What you should do: Select lines where the word "color" appears.
* start Dataset excerpts *
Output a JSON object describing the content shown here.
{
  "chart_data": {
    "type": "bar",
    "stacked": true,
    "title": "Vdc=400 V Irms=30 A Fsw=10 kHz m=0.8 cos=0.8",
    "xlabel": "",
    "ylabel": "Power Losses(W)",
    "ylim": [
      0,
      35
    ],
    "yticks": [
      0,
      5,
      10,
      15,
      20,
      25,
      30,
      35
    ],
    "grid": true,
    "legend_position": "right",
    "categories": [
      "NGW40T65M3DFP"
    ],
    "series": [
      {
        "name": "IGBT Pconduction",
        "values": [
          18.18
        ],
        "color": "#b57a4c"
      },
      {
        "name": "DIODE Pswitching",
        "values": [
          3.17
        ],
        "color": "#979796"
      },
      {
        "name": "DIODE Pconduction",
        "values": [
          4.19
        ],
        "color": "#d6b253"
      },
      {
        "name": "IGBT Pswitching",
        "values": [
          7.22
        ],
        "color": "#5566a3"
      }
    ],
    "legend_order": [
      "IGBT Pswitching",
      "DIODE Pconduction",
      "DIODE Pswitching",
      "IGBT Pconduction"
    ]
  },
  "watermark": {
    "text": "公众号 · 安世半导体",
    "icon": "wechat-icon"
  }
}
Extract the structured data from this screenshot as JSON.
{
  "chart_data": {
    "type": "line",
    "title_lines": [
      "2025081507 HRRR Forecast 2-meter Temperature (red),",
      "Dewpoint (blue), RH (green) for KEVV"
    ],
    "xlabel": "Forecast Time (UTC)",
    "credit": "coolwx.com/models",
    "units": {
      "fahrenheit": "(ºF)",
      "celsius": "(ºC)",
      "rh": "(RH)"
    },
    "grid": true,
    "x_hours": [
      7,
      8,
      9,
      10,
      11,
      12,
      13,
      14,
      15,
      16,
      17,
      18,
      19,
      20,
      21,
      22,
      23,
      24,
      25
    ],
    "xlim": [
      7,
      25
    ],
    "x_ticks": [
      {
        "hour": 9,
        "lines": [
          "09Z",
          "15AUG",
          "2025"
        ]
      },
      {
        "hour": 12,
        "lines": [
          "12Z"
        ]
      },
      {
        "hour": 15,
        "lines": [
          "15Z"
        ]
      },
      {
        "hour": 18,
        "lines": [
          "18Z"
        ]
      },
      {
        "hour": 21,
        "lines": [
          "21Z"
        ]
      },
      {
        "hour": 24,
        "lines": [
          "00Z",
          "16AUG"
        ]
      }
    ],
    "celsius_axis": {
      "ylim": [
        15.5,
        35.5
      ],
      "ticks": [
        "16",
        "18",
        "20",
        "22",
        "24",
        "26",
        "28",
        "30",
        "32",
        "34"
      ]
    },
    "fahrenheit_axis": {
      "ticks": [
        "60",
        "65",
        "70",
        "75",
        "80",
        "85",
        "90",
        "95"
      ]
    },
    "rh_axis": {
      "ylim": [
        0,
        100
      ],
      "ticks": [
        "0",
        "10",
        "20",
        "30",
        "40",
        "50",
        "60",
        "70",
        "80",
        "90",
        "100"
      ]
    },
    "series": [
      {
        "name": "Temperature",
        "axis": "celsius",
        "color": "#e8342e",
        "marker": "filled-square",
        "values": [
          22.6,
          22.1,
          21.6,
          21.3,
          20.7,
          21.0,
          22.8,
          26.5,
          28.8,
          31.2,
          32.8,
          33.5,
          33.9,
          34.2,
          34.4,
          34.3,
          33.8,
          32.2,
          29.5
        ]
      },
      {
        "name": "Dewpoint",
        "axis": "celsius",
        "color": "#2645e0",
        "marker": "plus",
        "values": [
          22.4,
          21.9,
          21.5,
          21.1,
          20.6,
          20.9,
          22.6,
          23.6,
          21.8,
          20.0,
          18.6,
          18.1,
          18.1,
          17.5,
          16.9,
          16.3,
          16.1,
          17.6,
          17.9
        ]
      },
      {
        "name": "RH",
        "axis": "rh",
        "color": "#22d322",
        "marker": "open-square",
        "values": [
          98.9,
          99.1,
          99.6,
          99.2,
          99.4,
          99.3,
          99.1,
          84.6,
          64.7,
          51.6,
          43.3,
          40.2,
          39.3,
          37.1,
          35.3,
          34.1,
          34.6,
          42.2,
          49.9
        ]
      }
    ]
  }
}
* end Dataset excerpts *
Final result:
        "color": "#b57a4c"
        "color": "#979796"
        "color": "#d6b253"
        "color": "#5566a3"
        "color": "#e8342e",
        "color": "#2645e0",
        "color": "#22d322",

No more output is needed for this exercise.